─── INPUT
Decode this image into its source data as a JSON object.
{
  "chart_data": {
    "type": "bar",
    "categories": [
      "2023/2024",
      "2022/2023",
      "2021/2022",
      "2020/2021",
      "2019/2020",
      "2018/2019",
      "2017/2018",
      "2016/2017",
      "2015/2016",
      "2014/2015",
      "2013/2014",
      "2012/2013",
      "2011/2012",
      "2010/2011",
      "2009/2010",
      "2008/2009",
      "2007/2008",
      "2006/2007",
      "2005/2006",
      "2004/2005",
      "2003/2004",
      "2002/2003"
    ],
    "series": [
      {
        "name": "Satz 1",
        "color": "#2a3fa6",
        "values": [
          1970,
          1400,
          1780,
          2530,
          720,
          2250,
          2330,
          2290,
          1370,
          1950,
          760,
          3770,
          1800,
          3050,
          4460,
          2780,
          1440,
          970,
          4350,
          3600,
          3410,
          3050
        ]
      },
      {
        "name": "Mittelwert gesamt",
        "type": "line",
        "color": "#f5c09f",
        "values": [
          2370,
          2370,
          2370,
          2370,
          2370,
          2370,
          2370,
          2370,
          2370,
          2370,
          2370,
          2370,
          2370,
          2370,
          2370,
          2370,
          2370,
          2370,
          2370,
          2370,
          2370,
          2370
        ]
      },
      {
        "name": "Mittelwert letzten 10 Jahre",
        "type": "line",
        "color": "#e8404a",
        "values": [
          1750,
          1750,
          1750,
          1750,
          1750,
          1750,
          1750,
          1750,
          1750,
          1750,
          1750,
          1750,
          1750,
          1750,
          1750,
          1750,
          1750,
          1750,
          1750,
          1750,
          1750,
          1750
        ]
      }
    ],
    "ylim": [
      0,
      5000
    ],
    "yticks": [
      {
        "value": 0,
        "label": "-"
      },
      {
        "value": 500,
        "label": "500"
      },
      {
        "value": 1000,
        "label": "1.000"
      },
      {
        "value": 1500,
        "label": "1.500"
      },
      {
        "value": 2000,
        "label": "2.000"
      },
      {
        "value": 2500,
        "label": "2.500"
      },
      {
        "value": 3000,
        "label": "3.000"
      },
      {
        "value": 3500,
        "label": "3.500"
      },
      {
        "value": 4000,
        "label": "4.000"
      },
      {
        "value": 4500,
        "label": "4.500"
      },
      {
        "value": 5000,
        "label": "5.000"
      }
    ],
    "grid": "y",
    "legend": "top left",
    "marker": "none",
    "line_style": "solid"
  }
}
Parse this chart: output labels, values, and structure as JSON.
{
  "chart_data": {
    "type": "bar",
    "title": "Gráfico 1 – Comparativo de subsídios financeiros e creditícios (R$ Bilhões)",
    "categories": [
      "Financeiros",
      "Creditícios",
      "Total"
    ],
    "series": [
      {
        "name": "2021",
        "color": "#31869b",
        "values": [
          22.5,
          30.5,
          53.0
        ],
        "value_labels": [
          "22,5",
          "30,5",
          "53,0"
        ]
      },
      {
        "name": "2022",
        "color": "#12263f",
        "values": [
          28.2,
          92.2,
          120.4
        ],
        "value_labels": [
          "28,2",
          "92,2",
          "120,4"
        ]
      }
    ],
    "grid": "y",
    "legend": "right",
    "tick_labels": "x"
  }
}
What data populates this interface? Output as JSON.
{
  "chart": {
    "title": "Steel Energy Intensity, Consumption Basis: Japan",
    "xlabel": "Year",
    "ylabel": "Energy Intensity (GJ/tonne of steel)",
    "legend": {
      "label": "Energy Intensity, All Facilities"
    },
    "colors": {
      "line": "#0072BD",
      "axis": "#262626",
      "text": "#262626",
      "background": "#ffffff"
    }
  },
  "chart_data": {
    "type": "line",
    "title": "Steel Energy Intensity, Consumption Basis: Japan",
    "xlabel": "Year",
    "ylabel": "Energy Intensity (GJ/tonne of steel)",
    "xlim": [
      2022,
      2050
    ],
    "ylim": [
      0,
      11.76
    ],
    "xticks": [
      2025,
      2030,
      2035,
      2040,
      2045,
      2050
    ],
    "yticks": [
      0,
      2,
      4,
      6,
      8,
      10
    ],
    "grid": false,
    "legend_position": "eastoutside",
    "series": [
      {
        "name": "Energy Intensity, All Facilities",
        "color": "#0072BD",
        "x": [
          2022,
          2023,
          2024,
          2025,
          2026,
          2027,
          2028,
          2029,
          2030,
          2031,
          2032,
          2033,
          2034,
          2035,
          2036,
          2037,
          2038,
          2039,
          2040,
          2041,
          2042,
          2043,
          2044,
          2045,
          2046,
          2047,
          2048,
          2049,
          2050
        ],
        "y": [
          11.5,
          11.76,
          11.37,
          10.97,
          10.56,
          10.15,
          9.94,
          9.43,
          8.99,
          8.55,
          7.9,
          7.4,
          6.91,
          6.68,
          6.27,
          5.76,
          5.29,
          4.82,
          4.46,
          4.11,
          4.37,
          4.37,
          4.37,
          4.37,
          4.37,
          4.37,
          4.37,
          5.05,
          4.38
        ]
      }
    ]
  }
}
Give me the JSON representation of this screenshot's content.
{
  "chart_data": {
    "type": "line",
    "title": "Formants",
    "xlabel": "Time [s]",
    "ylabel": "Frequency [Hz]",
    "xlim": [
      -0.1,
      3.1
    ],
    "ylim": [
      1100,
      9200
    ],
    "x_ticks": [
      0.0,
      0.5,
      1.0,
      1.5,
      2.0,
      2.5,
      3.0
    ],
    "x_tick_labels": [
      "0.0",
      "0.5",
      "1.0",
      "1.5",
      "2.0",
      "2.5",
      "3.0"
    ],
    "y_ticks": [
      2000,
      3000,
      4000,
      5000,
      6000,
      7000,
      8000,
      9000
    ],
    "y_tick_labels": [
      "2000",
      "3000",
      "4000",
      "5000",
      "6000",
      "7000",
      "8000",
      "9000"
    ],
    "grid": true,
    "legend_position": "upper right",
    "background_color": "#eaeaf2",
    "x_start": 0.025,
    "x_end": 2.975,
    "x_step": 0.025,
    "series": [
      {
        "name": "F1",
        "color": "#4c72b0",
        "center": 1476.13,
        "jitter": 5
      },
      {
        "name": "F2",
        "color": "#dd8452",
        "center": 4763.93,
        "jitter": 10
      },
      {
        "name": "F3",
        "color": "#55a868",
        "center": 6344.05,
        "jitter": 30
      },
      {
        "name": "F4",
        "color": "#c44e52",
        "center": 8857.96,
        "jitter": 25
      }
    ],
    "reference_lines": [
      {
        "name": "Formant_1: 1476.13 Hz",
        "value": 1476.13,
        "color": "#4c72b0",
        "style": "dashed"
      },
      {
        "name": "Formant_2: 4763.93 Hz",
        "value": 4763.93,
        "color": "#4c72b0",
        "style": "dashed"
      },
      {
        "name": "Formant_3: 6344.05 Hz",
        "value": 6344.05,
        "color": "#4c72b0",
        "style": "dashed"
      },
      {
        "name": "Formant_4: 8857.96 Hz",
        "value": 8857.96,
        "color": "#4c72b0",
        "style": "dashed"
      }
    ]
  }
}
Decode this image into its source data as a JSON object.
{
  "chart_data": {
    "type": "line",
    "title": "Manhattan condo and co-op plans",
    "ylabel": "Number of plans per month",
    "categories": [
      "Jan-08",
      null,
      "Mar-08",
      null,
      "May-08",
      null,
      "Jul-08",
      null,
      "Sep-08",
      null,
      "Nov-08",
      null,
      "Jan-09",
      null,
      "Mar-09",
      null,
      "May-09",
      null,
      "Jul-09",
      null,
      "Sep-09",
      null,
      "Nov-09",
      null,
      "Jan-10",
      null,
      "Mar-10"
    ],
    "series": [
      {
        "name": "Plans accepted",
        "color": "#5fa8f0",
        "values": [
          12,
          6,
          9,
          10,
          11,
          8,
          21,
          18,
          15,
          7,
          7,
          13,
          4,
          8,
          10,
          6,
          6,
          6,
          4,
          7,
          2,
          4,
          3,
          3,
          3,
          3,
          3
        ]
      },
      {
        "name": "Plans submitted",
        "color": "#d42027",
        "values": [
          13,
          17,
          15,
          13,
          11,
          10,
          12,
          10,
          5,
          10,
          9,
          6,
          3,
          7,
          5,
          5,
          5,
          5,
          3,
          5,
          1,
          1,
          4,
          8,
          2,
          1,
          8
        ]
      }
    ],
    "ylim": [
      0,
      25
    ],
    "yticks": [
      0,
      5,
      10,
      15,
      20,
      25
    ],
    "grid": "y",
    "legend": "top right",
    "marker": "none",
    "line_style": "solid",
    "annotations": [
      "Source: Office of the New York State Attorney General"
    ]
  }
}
──────
Show every line in the entries where the string "right" occurs.

*WRITTEN RESPONSE*:
    "legend": "right",
    "legend_position": "upper right",
    "legend": "top right",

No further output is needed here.